# Work to be completed:
Repeat all of the records verbatim.

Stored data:

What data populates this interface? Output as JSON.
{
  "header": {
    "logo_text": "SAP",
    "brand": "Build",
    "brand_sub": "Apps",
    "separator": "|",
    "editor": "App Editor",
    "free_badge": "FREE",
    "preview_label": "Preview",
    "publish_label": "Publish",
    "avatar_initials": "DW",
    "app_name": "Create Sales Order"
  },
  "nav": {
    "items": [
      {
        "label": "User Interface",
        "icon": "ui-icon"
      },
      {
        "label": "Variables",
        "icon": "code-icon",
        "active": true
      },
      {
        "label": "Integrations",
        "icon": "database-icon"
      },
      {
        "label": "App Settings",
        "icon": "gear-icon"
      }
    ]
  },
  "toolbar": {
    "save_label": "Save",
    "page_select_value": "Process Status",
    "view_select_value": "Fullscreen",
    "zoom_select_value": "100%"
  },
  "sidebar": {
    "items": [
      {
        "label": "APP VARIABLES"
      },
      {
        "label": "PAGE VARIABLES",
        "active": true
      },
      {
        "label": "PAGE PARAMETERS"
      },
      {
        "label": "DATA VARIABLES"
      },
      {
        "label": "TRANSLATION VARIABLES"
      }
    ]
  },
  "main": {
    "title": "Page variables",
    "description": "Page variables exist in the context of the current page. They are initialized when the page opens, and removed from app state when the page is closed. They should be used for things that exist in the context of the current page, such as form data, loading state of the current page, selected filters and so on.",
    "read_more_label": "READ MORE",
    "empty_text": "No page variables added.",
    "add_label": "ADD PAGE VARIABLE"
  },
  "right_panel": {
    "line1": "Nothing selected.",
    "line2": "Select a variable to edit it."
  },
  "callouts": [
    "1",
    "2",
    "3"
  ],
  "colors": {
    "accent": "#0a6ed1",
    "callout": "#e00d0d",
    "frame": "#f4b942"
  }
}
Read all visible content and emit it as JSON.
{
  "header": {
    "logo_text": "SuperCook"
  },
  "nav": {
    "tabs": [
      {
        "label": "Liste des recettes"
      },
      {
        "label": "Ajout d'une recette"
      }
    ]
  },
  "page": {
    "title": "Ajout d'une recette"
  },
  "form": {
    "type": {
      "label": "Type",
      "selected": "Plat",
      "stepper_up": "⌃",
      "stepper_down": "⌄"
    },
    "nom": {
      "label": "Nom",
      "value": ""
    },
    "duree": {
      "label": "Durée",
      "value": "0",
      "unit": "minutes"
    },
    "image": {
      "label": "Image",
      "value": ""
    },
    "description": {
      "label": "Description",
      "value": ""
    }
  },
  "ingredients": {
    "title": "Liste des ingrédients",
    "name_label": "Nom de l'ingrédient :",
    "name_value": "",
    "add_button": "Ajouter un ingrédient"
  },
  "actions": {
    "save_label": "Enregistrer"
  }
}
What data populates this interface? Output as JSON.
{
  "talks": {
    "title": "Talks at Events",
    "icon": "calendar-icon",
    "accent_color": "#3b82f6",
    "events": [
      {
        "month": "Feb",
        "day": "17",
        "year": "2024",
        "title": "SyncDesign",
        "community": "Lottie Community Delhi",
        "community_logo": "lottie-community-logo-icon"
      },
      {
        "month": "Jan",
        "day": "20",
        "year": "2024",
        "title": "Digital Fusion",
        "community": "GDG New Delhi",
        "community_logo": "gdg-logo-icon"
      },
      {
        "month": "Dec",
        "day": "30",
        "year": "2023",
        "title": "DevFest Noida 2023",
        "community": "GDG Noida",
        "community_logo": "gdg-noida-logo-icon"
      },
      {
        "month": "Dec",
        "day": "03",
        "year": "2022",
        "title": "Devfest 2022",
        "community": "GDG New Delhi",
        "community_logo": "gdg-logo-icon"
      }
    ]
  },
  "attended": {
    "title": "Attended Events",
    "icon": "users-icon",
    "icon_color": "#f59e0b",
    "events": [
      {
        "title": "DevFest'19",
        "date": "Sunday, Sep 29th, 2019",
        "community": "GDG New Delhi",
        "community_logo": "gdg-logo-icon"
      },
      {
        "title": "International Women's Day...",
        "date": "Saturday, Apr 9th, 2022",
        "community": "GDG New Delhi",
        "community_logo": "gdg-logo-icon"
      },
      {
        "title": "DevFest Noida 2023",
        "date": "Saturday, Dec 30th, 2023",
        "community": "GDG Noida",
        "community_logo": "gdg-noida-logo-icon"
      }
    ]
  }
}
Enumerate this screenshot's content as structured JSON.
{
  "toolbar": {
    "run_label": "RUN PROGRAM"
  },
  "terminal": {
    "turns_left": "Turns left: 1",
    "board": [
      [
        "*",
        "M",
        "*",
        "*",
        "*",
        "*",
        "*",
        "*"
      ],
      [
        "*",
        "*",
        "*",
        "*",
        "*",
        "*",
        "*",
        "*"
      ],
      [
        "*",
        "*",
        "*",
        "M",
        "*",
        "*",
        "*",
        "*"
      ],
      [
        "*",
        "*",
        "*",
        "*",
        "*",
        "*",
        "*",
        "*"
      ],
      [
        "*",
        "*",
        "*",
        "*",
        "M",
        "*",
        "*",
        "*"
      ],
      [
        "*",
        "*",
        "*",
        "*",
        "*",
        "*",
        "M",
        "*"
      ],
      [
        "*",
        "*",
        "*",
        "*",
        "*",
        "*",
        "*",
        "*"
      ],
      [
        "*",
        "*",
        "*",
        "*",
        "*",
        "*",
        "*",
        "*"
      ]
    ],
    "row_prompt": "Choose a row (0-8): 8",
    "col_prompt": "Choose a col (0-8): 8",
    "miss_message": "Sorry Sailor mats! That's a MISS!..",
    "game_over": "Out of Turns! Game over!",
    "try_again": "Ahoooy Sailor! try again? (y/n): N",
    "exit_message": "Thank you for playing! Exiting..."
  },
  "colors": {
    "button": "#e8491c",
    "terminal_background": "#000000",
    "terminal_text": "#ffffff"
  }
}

# Output for this exercise:
What data populates this interface? Output as JSON.
{
  "header": {
    "logo_text": "SAP",
    "brand": "Build",
    "brand_sub": "Apps",
    "separator": "|",
    "editor": "App Editor",
    "free_badge": "FREE",
    "preview_label": "Preview",
    "publish_label": "Publish",
    "avatar_initials": "DW",
    "app_name": "Create Sales Order"
  },
  "nav": {
    "items": [
      {
        "label": "User Interface",
        "icon": "ui-icon"
      },
      {
        "label": "Variables",
        "icon": "code-icon",
        "active": true
      },
      {
        "label": "Integrations",
        "icon": "database-icon"
      },
      {
        "label": "App Settings",
        "icon": "gear-icon"
      }
    ]
  },
  "toolbar": {
    "save_label": "Save",
    "page_select_value": "Process Status",
    "view_select_value": "Fullscreen",
    "zoom_select_value": "100%"
  },
  "sidebar": {
    "items": [
      {
        "label": "APP VARIABLES"
      },
      {
        "label": "PAGE VARIABLES",
        "active": true
      },
      {
        "label": "PAGE PARAMETERS"
      },
      {
        "label": "DATA VARIABLES"
      },
      {
        "label": "TRANSLATION VARIABLES"
      }
    ]
  },
  "main": {
    "title": "Page variables",
    "description": "Page variables exist in the context of the current page. They are initialized when the page opens, and removed from app state when the page is closed. They should be used for things that exist in the context of the current page, such as form data, loading state of the current page, selected filters and so on.",
    "read_more_label": "READ MORE",
    "empty_text": "No page variables added.",
    "add_label": "ADD PAGE VARIABLE"
  },
  "right_panel": {
    "line1": "Nothing selected.",
    "line2": "Select a variable to edit it."
  },
  "callouts": [
    "1",
    "2",
    "3"
  ],
  "colors": {
    "accent": "#0a6ed1",
    "callout": "#e00d0d",
    "frame": "#f4b942"
  }
}
Read all visible content and emit it as JSON.
{
  "header": {
    "logo_text": "SuperCook"
  },
  "nav": {
    "tabs": [
      {
        "label": "Liste des recettes"
      },
      {
        "label": "Ajout d'une recette"
      }
    ]
  },
  "page": {
    "title": "Ajout d'une recette"
  },
  "form": {
    "type": {
      "label": "Type",
      "selected": "Plat",
      "stepper_up": "⌃",
      "stepper_down": "⌄"
    },
    "nom": {
      "label": "Nom",
      "value": ""
    },
    "duree": {
      "label": "Durée",
      "value": "0",
      "unit": "minutes"
    },
    "image": {
      "label": "Image",
      "value": ""
    },
    "description": {
      "label": "Description",
      "value": ""
    }
  },
  "ingredients": {
    "title": "Liste des ingrédients",
    "name_label": "Nom de l'ingrédient :",
    "name_value": "",
    "add_button": "Ajouter un ingrédient"
  },
  "actions": {
    "save_label": "Enregistrer"
  }
}
What data populates this interface? Output as JSON.
{
  "talks": {
    "title": "Talks at Events",
    "icon": "calendar-icon",
    "accent_color": "#3b82f6",
    "events": [
      {
        "month": "Feb",
        "day": "17",
        "year": "2024",
        "title": "SyncDesign",
        "community": "Lottie Community Delhi",
        "community_logo": "lottie-community-logo-icon"
      },
      {
        "month": "Jan",
        "day": "20",
        "year": "2024",
        "title": "Digital Fusion",
        "community": "GDG New Delhi",
        "community_logo": "gdg-logo-icon"
      },
      {
        "month": "Dec",
        "day": "30",
        "year": "2023",
        "title": "DevFest Noida 2023",
        "community": "GDG Noida",
        "community_logo": "gdg-noida-logo-icon"
      },
      {
        "month": "Dec",
        "day": "03",
        "year": "2022",
        "title": "Devfest 2022",
        "community": "GDG New Delhi",
        "community_logo": "gdg-logo-icon"
      }
    ]
  },
  "attended": {
    "title": "Attended Events",
    "icon": "users-icon",
    "icon_color": "#f59e0b",
    "events": [
      {
        "title": "DevFest'19",
        "date": "Sunday, Sep 29th, 2019",
        "community": "GDG New Delhi",
        "community_logo": "gdg-logo-icon"
      },
      {
        "title": "International Women's Day...",
        "date": "Saturday, Apr 9th, 2022",
        "community": "GDG New Delhi",
        "community_logo": "gdg-logo-icon"
      },
      {
        "title": "DevFest Noida 2023",
        "date": "Saturday, Dec 30th, 2023",
        "community": "GDG Noida",
        "community_logo": "gdg-noida-logo-icon"
      }
    ]
  }
}
Enumerate this screenshot's content as structured JSON.
{
  "toolbar": {
    "run_label": "RUN PROGRAM"
  },
  "terminal": {
    "turns_left": "Turns left: 1",
    "board": [
      [
        "*",
        "M",
        "*",
        "*",
        "*",
        "*",
        "*",
        "*"
      ],
      [
        "*",
        "*",
        "*",
        "*",
        "*",
        "*",
        "*",
        "*"
      ],
      [
        "*",
        "*",
        "*",
        "M",
        "*",
        "*",
        "*",
        "*"
      ],
      [
        "*",
        "*",
        "*",
        "*",
        "*",
        "*",
        "*",
        "*"
      ],
      [
        "*",
        "*",
        "*",
        "*",
        "M",
        "*",
        "*",
        "*"
      ],
      [
        "*",
        "*",
        "*",
        "*",
        "*",
        "*",
        "M",
        "*"
      ],
      [
        "*",
        "*",
        "*",
        "*",
        "*",
        "*",
        "*",
        "*"
      ],
      [
        "*",
        "*",
        "*",
        "*",
        "*",
        "*",
        "*",
        "*"
      ]
    ],
    "row_prompt": "Choose a row (0-8): 8",
    "col_prompt": "Choose a col (0-8): 8",
    "miss_message": "Sorry Sailor mats! That's a MISS!..",
    "game_over": "Out of Turns! Game over!",
    "try_again": "Ahoooy Sailor! try again? (y/n): N",
    "exit_message": "Thank you for playing! Exiting..."
  },
  "colors": {
    "button": "#e8491c",
    "terminal_background": "#000000",
    "terminal_text": "#ffffff"
  }
}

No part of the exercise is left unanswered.